Requirement: Reproduce the whole listing, character for character.

Records that describe figures:
* * *
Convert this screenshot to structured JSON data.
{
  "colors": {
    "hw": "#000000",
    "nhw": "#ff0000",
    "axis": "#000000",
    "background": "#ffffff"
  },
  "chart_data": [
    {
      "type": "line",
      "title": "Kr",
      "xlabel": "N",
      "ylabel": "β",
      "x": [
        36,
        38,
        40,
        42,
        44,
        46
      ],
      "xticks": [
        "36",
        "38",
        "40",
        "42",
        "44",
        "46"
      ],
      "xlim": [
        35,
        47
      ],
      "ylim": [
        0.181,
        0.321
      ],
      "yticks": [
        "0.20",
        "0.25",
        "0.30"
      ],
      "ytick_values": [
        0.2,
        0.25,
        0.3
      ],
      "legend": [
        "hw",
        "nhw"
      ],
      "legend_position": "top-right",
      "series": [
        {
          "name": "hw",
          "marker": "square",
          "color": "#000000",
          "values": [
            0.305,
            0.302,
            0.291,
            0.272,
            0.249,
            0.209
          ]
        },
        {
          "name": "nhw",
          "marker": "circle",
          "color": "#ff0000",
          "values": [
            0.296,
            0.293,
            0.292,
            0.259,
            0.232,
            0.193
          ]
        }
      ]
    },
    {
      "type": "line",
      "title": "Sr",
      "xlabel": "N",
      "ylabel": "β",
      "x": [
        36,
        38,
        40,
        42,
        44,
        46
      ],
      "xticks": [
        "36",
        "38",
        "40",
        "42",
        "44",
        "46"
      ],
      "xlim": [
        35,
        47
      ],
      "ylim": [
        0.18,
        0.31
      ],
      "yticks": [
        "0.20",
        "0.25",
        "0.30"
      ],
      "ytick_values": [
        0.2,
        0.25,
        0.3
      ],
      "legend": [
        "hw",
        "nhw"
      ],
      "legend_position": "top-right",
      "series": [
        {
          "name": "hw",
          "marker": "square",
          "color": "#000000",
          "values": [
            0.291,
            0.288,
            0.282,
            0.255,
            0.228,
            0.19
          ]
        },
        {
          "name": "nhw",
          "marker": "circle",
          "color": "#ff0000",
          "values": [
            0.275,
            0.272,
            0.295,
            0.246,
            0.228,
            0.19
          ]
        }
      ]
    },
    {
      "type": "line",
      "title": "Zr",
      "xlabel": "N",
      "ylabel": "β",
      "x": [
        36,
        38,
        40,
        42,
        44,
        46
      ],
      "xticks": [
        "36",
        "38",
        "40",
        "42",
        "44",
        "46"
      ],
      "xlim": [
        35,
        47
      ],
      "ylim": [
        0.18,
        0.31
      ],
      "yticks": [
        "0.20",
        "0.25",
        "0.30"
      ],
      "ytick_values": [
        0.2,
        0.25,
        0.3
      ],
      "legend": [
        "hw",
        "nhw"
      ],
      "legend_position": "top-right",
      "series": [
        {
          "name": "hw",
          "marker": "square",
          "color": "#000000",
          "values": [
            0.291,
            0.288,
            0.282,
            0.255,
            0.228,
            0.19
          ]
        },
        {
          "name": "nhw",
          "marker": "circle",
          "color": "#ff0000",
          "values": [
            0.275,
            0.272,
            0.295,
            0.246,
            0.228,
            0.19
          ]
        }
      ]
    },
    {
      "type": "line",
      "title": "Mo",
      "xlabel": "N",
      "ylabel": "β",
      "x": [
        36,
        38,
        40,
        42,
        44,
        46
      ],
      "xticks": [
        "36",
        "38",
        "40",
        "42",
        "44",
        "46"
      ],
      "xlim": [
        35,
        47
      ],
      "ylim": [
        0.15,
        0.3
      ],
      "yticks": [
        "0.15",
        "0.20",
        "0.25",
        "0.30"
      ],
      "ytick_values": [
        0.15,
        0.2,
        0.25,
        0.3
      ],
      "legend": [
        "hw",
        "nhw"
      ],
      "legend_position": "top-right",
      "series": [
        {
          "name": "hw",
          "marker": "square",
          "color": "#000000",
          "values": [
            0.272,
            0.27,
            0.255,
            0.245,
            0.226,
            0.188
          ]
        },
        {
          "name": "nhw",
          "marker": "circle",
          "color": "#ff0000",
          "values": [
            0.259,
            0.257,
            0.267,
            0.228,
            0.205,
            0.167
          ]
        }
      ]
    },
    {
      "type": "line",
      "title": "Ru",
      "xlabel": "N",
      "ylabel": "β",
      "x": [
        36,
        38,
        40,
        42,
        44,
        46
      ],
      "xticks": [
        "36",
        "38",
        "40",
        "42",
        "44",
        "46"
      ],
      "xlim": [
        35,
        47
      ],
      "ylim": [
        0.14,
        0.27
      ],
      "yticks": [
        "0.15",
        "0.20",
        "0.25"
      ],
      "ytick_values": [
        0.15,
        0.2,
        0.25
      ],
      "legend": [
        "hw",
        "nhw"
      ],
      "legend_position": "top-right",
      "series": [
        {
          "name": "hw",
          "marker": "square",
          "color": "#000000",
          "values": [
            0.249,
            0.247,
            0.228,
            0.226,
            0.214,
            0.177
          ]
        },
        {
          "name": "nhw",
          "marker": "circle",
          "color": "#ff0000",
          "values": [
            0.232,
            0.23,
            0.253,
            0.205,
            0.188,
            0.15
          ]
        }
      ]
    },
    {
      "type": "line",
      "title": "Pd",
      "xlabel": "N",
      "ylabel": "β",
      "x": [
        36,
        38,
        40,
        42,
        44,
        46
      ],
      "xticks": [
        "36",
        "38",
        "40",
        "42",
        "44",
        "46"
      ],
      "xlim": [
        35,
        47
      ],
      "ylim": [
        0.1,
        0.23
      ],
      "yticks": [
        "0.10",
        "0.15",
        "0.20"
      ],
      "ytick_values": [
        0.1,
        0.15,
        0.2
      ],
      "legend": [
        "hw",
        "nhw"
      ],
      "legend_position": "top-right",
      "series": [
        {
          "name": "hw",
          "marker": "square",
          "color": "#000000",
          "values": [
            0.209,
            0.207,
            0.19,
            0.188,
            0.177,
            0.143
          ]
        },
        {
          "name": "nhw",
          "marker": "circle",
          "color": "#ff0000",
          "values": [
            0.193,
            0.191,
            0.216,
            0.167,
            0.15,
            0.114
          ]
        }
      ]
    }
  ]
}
* * *
Result of the task:
Convert this screenshot to structured JSON data.
{
  "colors": {
    "hw": "#000000",
    "nhw": "#ff0000",
    "axis": "#000000",
    "background": "#ffffff"
  },
  "chart_data": [
    {
      "type": "line",
      "title": "Kr",
      "xlabel": "N",
      "ylabel": "β",
      "x": [
        36,
        38,
        40,
        42,
        44,
        46
      ],
      "xticks": [
        "36",
        "38",
        "40",
        "42",
        "44",
        "46"
      ],
      "xlim": [
        35,
        47
      ],
      "ylim": [
        0.181,
        0.321
      ],
      "yticks": [
        "0.20",
        "0.25",
        "0.30"
      ],
      "ytick_values": [
        0.2,
        0.25,
        0.3
      ],
      "legend": [
        "hw",
        "nhw"
      ],
      "legend_position": "top-right",
      "series": [
        {
          "name": "hw",
          "marker": "square",
          "color": "#000000",
          "values": [
            0.305,
            0.302,
            0.291,
            0.272,
            0.249,
            0.209
          ]
        },
        {
          "name": "nhw",
          "marker": "circle",
          "color": "#ff0000",
          "values": [
            0.296,
            0.293,
            0.292,
            0.259,
            0.232,
            0.193
          ]
        }
      ]
    },
    {
      "type": "line",
      "title": "Sr",
      "xlabel": "N",
      "ylabel": "β",
      "x": [
        36,
        38,
        40,
        42,
        44,
        46
      ],
      "xticks": [
        "36",
        "38",
        "40",
        "42",
        "44",
        "46"
      ],
      "xlim": [
        35,
        47
      ],
      "ylim": [
        0.18,
        0.31
      ],
      "yticks": [
        "0.20",
        "0.25",
        "0.30"
      ],
      "ytick_values": [
        0.2,
        0.25,
        0.3
      ],
      "legend": [
        "hw",
        "nhw"
      ],
      "legend_position": "top-right",
      "series": [
        {
          "name": "hw",
          "marker": "square",
          "color": "#000000",
          "values": [
            0.291,
            0.288,
            0.282,
            0.255,
            0.228,
            0.19
          ]
        },
        {
          "name": "nhw",
          "marker": "circle",
          "color": "#ff0000",
          "values": [
            0.275,
            0.272,
            0.295,
            0.246,
            0.228,
            0.19
          ]
        }
      ]
    },
    {
      "type": "line",
      "title": "Zr",
      "xlabel": "N",
      "ylabel": "β",
      "x": [
        36,
        38,
        40,
        42,
        44,
        46
      ],
      "xticks": [
        "36",
        "38",
        "40",
        "42",
        "44",
        "46"
      ],
      "xlim": [
        35,
        47
      ],
      "ylim": [
        0.18,
        0.31
      ],
      "yticks": [
        "0.20",
        "0.25",
        "0.30"
      ],
      "ytick_values": [
        0.2,
        0.25,
        0.3
      ],
      "legend": [
        "hw",
        "nhw"
      ],
      "legend_position": "top-right",
      "series": [
        {
          "name": "hw",
          "marker": "square",
          "color": "#000000",
          "values": [
            0.291,
            0.288,
            0.282,
            0.255,
            0.228,
            0.19
          ]
        },
        {
          "name": "nhw",
          "marker": "circle",
          "color": "#ff0000",
          "values": [
            0.275,
            0.272,
            0.295,
            0.246,
            0.228,
            0.19
          ]
        }
      ]
    },
    {
      "type": "line",
      "title": "Mo",
      "xlabel": "N",
      "ylabel": "β",
      "x": [
        36,
        38,
        40,
        42,
        44,
        46
      ],
      "xticks": [
        "36",
        "38",
        "40",
        "42",
        "44",
        "46"
      ],
      "xlim": [
        35,
        47
      ],
      "ylim": [
        0.15,
        0.3
      ],
      "yticks": [
        "0.15",
        "0.20",
        "0.25",
        "0.30"
      ],
      "ytick_values": [
        0.15,
        0.2,
        0.25,
        0.3
      ],
      "legend": [
        "hw",
        "nhw"
      ],
      "legend_position": "top-right",
      "series": [
        {
          "name": "hw",
          "marker": "square",
          "color": "#000000",
          "values": [
            0.272,
            0.27,
            0.255,
            0.245,
            0.226,
            0.188
          ]
        },
        {
          "name": "nhw",
          "marker": "circle",
          "color": "#ff0000",
          "values": [
            0.259,
            0.257,
            0.267,
            0.228,
            0.205,
            0.167
          ]
        }
      ]
    },
    {
      "type": "line",
      "title": "Ru",
      "xlabel": "N",
      "ylabel": "β",
      "x": [
        36,
        38,
        40,
        42,
        44,
        46
      ],
      "xticks": [
        "36",
        "38",
        "40",
        "42",
        "44",
        "46"
      ],
      "xlim": [
        35,
        47
      ],
      "ylim": [
        0.14,
        0.27
      ],
      "yticks": [
        "0.15",
        "0.20",
        "0.25"
      ],
      "ytick_values": [
        0.15,
        0.2,
        0.25
      ],
      "legend": [
        "hw",
        "nhw"
      ],
      "legend_position": "top-right",
      "series": [
        {
          "name": "hw",
          "marker": "square",
          "color": "#000000",
          "values": [
            0.249,
            0.247,
            0.228,
            0.226,
            0.214,
            0.177
          ]
        },
        {
          "name": "nhw",
          "marker": "circle",
          "color": "#ff0000",
          "values": [
            0.232,
            0.23,
            0.253,
            0.205,
            0.188,
            0.15
          ]
        }
      ]
    },
    {
      "type": "line",
      "title": "Pd",
      "xlabel": "N",
      "ylabel": "β",
      "x": [
        36,
        38,
        40,
        42,
        44,
        46
      ],
      "xticks": [
        "36",
        "38",
        "40",
        "42",
        "44",
        "46"
      ],
      "xlim": [
        35,
        47
      ],
      "ylim": [
        0.1,
        0.23
      ],
      "yticks": [
        "0.10",
        "0.15",
        "0.20"
      ],
      "ytick_values": [
        0.1,
        0.15,
        0.2
      ],
      "legend": [
        "hw",
        "nhw"
      ],
      "legend_position": "top-right",
      "series": [
        {
          "name": "hw",
          "marker": "square",
          "color": "#000000",
          "values": [
            0.209,
            0.207,
            0.19,
            0.188,
            0.177,
            0.143
          ]
        },
        {
          "name": "nhw",
          "marker": "circle",
          "color": "#ff0000",
          "values": [
            0.193,
            0.191,
            0.216,
            0.167,
            0.15,
            0.114
          ]
        }
      ]
    }
  ]
}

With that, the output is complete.